Dataset items:
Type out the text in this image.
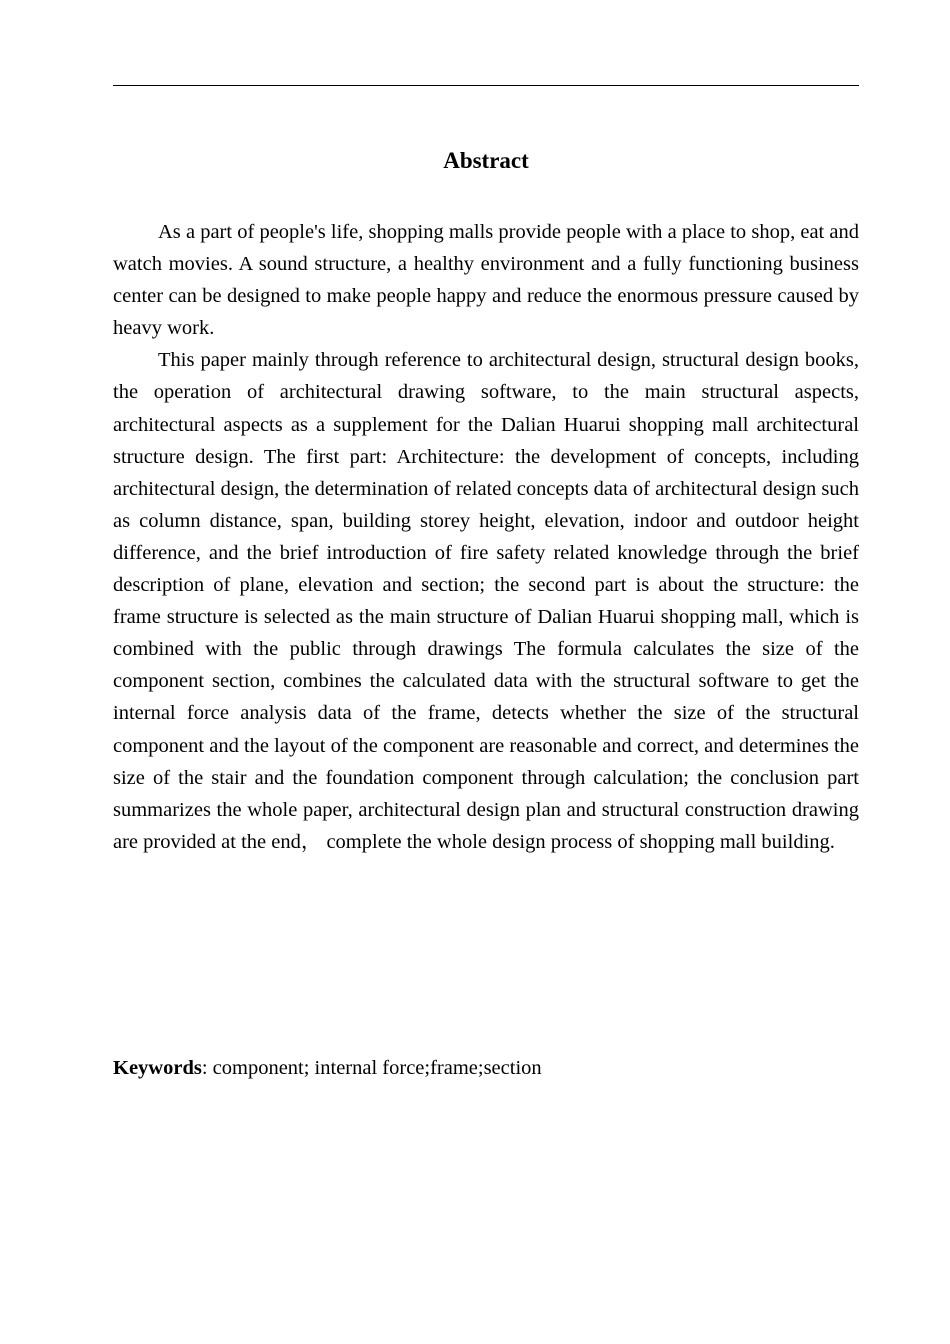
Abstract

As a part of people's life, shopping malls provide people with a place to shop, eat and watch movies. A sound structure, a healthy environment and a fully functioning business center can be designed to make people happy and reduce the enormous pressure caused by heavy work.

This paper mainly through reference to architectural design, structural design books, the operation of architectural drawing software, to the main structural aspects, architectural aspects as a supplement for the Dalian Huarui shopping mall architectural structure design. The first part: Architecture: the development of concepts, including architectural design, the determination of related concepts data of architectural design such as column distance, span, building storey height, elevation, indoor and outdoor height difference, and the brief introduction of fire safety related knowledge through the brief description of plane, elevation and section; the second part is about the structure: the frame structure is selected as the main structure of Dalian Huarui shopping mall, which is combined with the public through drawings The formula calculates the size of the component section, combines the calculated data with the structural software to get the internal force analysis data of the frame, detects whether the size of the structural component and the layout of the component are reasonable and correct, and determines the size of the stair and the foundation component through calculation; the conclusion part summarizes the whole paper, architectural design plan and structural construction drawing are provided at the end， complete the whole design process of shopping mall building.

Keywords: component; internal force;frame;section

**WHAT THE EXERCISE ASKS**
Reproduce each entry verbatim, excluding any embedded images.

**FINISHED ANSWER**
Type out the text in this image.
Abstract

As a part of people's life, shopping malls provide people with a place to shop, eat and watch movies. A sound structure, a healthy environment and a fully functioning business center can be designed to make people happy and reduce the enormous pressure caused by heavy work.

This paper mainly through reference to architectural design, structural design books, the operation of architectural drawing software, to the main structural aspects, architectural aspects as a supplement for the Dalian Huarui shopping mall architectural structure design. The first part: Architecture: the development of concepts, including architectural design, the determination of related concepts data of architectural design such as column distance, span, building storey height, elevation, indoor and outdoor height difference, and the brief introduction of fire safety related knowledge through the brief description of plane, elevation and section; the second part is about the structure: the frame structure is selected as the main structure of Dalian Huarui shopping mall, which is combined with the public through drawings The formula calculates the size of the component section, combines the calculated data with the structural software to get the internal force analysis data of the frame, detects whether the size of the structural component and the layout of the component are reasonable and correct, and determines the size of the stair and the foundation component through calculation; the conclusion part summarizes the whole paper, architectural design plan and structural construction drawing are provided at the end， complete the whole design process of shopping mall building.

Keywords: component; internal force;frame;section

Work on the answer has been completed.